**INPUT FOR THIS TASK**
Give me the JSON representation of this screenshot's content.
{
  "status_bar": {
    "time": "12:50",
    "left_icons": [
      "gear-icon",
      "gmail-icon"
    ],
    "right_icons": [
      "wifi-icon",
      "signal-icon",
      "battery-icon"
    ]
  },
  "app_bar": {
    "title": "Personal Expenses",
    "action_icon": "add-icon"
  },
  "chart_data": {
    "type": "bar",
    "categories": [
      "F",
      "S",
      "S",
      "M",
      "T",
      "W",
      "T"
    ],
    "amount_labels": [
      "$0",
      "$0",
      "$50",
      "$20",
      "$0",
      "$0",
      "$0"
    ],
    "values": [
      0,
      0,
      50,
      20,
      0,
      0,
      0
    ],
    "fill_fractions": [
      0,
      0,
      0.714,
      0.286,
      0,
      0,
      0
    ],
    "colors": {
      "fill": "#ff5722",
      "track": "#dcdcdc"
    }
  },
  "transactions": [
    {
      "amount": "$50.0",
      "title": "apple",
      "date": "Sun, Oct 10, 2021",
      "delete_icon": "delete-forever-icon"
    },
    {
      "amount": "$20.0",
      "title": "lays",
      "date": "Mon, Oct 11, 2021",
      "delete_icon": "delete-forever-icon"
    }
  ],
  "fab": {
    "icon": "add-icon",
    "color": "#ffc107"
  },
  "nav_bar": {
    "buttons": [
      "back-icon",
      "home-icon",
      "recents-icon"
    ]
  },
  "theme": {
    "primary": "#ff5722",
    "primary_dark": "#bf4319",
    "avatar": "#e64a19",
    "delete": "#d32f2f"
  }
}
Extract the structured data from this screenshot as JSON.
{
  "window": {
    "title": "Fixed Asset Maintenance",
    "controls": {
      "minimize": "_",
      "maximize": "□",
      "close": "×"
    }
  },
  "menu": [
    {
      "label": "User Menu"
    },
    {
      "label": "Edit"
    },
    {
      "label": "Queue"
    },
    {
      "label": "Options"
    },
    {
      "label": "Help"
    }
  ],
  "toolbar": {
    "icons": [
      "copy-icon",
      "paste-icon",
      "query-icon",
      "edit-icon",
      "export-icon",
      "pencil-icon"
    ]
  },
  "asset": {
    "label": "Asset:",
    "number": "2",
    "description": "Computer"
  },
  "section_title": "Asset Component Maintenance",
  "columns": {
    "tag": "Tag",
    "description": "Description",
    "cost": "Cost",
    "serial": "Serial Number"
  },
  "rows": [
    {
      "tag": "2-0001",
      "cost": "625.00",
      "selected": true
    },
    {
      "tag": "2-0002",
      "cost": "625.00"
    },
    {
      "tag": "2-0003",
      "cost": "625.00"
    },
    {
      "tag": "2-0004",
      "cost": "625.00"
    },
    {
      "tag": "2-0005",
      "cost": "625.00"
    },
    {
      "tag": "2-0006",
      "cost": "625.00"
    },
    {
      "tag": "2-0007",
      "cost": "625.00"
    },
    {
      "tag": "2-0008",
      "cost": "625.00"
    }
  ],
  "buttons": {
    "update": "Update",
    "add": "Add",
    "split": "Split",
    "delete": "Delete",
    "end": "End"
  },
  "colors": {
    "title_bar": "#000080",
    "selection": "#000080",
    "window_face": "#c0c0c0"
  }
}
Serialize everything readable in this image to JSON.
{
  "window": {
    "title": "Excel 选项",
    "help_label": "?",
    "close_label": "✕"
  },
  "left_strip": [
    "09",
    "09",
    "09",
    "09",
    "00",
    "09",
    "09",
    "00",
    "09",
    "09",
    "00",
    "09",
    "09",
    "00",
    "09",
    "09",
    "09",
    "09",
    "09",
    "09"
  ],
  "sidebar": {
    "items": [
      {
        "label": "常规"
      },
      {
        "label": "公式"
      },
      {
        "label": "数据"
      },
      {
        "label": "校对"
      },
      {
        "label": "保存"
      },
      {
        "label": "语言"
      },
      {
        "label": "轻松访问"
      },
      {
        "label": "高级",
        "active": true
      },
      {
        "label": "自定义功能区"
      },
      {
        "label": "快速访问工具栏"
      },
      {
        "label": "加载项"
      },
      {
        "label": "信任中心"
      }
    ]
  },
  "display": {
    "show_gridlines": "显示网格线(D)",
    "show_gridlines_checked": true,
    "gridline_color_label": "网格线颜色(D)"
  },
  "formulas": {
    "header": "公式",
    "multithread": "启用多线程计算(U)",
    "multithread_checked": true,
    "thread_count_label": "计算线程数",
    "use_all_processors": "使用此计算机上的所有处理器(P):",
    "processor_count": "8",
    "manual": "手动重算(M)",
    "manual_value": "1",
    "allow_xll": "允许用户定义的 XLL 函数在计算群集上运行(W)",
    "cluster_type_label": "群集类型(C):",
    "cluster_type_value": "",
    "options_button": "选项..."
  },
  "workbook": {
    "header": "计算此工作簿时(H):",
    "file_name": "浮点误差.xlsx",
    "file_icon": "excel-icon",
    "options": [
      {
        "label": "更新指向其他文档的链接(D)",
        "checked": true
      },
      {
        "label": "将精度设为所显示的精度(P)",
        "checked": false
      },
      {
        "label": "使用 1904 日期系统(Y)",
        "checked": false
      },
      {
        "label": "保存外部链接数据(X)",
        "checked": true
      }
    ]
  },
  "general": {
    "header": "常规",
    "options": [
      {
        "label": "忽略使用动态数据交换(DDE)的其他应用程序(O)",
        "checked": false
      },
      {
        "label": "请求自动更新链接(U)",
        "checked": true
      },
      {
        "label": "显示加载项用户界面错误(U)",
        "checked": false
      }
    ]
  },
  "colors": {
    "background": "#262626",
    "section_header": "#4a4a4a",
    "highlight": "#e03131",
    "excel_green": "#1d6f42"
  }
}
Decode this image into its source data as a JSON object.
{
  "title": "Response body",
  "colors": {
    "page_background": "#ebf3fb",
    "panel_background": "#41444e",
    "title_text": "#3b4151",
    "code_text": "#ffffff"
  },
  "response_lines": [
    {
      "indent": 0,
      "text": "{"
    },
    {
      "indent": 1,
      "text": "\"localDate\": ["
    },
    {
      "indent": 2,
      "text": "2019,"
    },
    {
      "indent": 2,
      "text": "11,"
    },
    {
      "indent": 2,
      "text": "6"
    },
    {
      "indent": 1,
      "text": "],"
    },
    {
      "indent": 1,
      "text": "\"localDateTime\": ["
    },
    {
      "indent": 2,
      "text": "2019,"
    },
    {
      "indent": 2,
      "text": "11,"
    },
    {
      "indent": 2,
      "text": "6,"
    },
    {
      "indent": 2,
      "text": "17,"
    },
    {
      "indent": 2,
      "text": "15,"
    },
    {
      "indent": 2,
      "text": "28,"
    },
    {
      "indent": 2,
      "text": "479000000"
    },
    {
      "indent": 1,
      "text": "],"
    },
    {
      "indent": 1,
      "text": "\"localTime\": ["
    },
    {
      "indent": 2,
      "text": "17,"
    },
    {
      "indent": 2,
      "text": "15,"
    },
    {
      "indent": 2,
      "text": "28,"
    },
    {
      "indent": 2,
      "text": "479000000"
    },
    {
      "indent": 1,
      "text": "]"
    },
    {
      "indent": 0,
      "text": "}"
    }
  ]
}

**WHAT TO DO**
List all lines holding the string "true".

**RESULT OF THE TASK**
      "selected": true
        "active": true
    "show_gridlines_checked": true,
    "multithread_checked": true,
        "checked": true
        "checked": true
        "checked": true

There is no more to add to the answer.